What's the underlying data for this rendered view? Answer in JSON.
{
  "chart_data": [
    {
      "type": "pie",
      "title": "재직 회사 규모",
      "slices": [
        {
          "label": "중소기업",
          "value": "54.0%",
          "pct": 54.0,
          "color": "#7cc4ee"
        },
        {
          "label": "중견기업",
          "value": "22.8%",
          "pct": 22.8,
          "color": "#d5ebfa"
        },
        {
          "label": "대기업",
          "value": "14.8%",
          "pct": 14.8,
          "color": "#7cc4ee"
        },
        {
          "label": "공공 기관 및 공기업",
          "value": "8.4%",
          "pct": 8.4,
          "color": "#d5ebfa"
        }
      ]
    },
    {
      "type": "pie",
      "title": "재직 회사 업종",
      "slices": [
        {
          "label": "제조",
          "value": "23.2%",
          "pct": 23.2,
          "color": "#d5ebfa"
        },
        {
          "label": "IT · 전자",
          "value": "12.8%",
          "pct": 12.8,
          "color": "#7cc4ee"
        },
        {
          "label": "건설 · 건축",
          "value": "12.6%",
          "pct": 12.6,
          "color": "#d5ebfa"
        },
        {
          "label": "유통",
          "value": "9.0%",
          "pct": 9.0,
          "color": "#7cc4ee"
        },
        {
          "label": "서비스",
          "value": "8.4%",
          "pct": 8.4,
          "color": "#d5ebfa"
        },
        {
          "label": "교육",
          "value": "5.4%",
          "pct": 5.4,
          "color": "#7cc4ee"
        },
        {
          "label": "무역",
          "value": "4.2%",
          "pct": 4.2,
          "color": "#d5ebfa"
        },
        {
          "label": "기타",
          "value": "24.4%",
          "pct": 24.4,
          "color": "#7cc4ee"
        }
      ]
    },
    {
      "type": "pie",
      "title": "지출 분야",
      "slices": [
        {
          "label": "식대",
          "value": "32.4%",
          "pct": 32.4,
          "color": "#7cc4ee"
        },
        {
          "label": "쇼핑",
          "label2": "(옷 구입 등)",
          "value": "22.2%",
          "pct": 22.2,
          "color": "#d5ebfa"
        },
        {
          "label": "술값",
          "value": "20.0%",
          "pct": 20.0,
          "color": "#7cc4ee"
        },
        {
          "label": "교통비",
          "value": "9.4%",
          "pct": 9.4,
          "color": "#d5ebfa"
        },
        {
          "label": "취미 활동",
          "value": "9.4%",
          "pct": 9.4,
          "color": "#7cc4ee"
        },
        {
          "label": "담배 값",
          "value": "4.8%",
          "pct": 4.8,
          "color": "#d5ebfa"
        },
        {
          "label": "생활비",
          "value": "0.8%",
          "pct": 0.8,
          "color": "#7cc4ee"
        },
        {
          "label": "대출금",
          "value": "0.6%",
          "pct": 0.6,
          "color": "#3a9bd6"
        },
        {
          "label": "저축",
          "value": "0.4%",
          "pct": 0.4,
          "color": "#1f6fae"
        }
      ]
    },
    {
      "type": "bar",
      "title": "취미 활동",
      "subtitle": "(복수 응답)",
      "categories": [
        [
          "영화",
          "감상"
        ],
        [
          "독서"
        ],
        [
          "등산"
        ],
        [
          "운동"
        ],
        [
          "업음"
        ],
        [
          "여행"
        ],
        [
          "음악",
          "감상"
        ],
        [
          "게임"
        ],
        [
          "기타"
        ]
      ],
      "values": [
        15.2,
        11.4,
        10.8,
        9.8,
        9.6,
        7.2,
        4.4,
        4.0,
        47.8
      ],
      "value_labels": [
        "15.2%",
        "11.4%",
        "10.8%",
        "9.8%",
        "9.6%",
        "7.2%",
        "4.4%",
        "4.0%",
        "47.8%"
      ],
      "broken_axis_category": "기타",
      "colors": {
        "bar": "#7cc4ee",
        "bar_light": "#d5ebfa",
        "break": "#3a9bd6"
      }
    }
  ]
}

> **The problem**: Would you reproduce the material above in full, exactly as given?

> **Exercise answer**:
What's the underlying data for this rendered view? Answer in JSON.
{
  "chart_data": [
    {
      "type": "pie",
      "title": "재직 회사 규모",
      "slices": [
        {
          "label": "중소기업",
          "value": "54.0%",
          "pct": 54.0,
          "color": "#7cc4ee"
        },
        {
          "label": "중견기업",
          "value": "22.8%",
          "pct": 22.8,
          "color": "#d5ebfa"
        },
        {
          "label": "대기업",
          "value": "14.8%",
          "pct": 14.8,
          "color": "#7cc4ee"
        },
        {
          "label": "공공 기관 및 공기업",
          "value": "8.4%",
          "pct": 8.4,
          "color": "#d5ebfa"
        }
      ]
    },
    {
      "type": "pie",
      "title": "재직 회사 업종",
      "slices": [
        {
          "label": "제조",
          "value": "23.2%",
          "pct": 23.2,
          "color": "#d5ebfa"
        },
        {
          "label": "IT · 전자",
          "value": "12.8%",
          "pct": 12.8,
          "color": "#7cc4ee"
        },
        {
          "label": "건설 · 건축",
          "value": "12.6%",
          "pct": 12.6,
          "color": "#d5ebfa"
        },
        {
          "label": "유통",
          "value": "9.0%",
          "pct": 9.0,
          "color": "#7cc4ee"
        },
        {
          "label": "서비스",
          "value": "8.4%",
          "pct": 8.4,
          "color": "#d5ebfa"
        },
        {
          "label": "교육",
          "value": "5.4%",
          "pct": 5.4,
          "color": "#7cc4ee"
        },
        {
          "label": "무역",
          "value": "4.2%",
          "pct": 4.2,
          "color": "#d5ebfa"
        },
        {
          "label": "기타",
          "value": "24.4%",
          "pct": 24.4,
          "color": "#7cc4ee"
        }
      ]
    },
    {
      "type": "pie",
      "title": "지출 분야",
      "slices": [
        {
          "label": "식대",
          "value": "32.4%",
          "pct": 32.4,
          "color": "#7cc4ee"
        },
        {
          "label": "쇼핑",
          "label2": "(옷 구입 등)",
          "value": "22.2%",
          "pct": 22.2,
          "color": "#d5ebfa"
        },
        {
          "label": "술값",
          "value": "20.0%",
          "pct": 20.0,
          "color": "#7cc4ee"
        },
        {
          "label": "교통비",
          "value": "9.4%",
          "pct": 9.4,
          "color": "#d5ebfa"
        },
        {
          "label": "취미 활동",
          "value": "9.4%",
          "pct": 9.4,
          "color": "#7cc4ee"
        },
        {
          "label": "담배 값",
          "value": "4.8%",
          "pct": 4.8,
          "color": "#d5ebfa"
        },
        {
          "label": "생활비",
          "value": "0.8%",
          "pct": 0.8,
          "color": "#7cc4ee"
        },
        {
          "label": "대출금",
          "value": "0.6%",
          "pct": 0.6,
          "color": "#3a9bd6"
        },
        {
          "label": "저축",
          "value": "0.4%",
          "pct": 0.4,
          "color": "#1f6fae"
        }
      ]
    },
    {
      "type": "bar",
      "title": "취미 활동",
      "subtitle": "(복수 응답)",
      "categories": [
        [
          "영화",
          "감상"
        ],
        [
          "독서"
        ],
        [
          "등산"
        ],
        [
          "운동"
        ],
        [
          "업음"
        ],
        [
          "여행"
        ],
        [
          "음악",
          "감상"
        ],
        [
          "게임"
        ],
        [
          "기타"
        ]
      ],
      "values": [
        15.2,
        11.4,
        10.8,
        9.8,
        9.6,
        7.2,
        4.4,
        4.0,
        47.8
      ],
      "value_labels": [
        "15.2%",
        "11.4%",
        "10.8%",
        "9.8%",
        "9.6%",
        "7.2%",
        "4.4%",
        "4.0%",
        "47.8%"
      ],
      "broken_axis_category": "기타",
      "colors": {
        "bar": "#7cc4ee",
        "bar_light": "#d5ebfa",
        "break": "#3a9bd6"
      }
    }
  ]
}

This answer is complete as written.